**Problem description:**
Locate every line in the records below that holds the word "предложение" and return each one.

**Input records:**
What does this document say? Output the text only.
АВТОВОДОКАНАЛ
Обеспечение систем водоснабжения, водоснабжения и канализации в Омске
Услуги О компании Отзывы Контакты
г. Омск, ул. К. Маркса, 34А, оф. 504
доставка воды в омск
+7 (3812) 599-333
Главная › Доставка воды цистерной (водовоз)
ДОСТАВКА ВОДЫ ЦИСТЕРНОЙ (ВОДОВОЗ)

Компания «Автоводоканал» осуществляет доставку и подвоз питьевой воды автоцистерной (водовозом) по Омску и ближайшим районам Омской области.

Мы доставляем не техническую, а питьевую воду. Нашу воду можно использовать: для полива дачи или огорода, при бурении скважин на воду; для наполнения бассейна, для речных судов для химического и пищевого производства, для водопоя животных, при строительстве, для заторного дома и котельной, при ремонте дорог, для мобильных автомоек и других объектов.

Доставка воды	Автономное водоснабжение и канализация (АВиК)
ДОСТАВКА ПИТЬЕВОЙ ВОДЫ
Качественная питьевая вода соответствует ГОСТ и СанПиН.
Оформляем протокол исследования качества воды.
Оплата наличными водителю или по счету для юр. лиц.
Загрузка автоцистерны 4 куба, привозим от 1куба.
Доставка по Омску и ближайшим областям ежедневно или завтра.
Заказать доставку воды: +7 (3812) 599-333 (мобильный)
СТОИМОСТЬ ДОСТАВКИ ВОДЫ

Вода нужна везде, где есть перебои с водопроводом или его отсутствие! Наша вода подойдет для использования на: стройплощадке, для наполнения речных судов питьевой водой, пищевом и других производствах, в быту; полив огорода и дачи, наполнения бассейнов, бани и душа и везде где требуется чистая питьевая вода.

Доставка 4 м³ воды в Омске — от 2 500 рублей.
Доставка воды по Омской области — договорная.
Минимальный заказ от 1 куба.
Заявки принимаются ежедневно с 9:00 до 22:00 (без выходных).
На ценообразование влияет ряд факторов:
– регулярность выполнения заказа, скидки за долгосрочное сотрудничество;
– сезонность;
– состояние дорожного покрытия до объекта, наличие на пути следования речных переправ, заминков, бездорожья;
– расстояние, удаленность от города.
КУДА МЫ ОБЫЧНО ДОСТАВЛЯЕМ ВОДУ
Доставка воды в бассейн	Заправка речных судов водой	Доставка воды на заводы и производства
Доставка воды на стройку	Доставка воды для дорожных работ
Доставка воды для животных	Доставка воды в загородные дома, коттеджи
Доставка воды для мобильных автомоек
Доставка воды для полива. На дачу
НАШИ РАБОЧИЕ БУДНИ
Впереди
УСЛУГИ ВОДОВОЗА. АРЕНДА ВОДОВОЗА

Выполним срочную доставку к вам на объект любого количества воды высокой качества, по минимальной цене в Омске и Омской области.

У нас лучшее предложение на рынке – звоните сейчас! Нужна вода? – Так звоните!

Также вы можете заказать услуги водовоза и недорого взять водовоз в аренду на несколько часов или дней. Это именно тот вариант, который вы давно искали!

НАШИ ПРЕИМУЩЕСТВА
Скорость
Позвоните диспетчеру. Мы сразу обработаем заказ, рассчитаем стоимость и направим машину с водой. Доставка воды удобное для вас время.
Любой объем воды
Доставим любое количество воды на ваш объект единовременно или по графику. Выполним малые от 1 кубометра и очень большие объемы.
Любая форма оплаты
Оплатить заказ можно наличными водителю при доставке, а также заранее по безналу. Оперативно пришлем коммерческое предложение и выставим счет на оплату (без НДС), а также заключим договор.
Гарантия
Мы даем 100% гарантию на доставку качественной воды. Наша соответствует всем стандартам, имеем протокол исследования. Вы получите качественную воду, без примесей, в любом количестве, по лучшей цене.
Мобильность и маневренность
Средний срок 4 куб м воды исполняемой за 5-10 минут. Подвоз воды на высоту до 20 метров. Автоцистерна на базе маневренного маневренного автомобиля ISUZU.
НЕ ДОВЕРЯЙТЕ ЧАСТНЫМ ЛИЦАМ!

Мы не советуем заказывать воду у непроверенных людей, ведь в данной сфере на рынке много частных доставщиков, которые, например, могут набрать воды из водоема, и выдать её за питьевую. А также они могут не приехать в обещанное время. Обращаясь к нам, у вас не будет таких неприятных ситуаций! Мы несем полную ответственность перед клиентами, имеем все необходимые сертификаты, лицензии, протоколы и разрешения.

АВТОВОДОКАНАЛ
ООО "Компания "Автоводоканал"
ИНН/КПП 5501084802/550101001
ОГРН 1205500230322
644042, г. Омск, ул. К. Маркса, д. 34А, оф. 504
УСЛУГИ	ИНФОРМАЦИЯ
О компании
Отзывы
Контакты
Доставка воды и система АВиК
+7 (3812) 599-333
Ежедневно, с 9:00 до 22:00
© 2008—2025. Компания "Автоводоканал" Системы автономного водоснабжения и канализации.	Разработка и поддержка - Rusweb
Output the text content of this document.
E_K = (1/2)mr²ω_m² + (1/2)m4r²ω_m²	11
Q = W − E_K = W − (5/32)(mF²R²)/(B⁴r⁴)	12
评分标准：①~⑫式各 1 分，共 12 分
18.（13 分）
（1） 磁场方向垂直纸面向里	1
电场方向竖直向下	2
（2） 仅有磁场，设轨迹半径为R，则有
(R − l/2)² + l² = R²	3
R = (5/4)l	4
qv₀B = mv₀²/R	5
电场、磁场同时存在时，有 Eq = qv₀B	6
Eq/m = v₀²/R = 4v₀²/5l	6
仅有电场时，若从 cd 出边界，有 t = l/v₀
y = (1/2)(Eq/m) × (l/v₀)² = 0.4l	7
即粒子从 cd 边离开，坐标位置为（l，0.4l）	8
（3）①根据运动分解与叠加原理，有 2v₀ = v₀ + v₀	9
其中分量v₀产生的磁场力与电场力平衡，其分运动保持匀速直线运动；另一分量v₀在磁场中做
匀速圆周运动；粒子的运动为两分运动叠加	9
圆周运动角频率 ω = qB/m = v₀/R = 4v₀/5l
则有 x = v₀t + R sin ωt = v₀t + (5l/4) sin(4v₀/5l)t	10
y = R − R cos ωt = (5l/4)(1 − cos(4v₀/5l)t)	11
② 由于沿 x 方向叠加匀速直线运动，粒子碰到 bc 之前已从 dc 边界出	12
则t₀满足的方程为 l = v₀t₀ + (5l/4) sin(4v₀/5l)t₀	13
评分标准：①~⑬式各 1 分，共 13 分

**Expected answer:**
У нас лучшее предложение на рынке – звоните сейчас! Нужна вода? – Так звоните!
Оплатить заказ можно наличными водителю при доставке, а также заранее по безналу. Оперативно пришлем коммерческое предложение и выставим счет на оплату (без НДС), а также заключим договор.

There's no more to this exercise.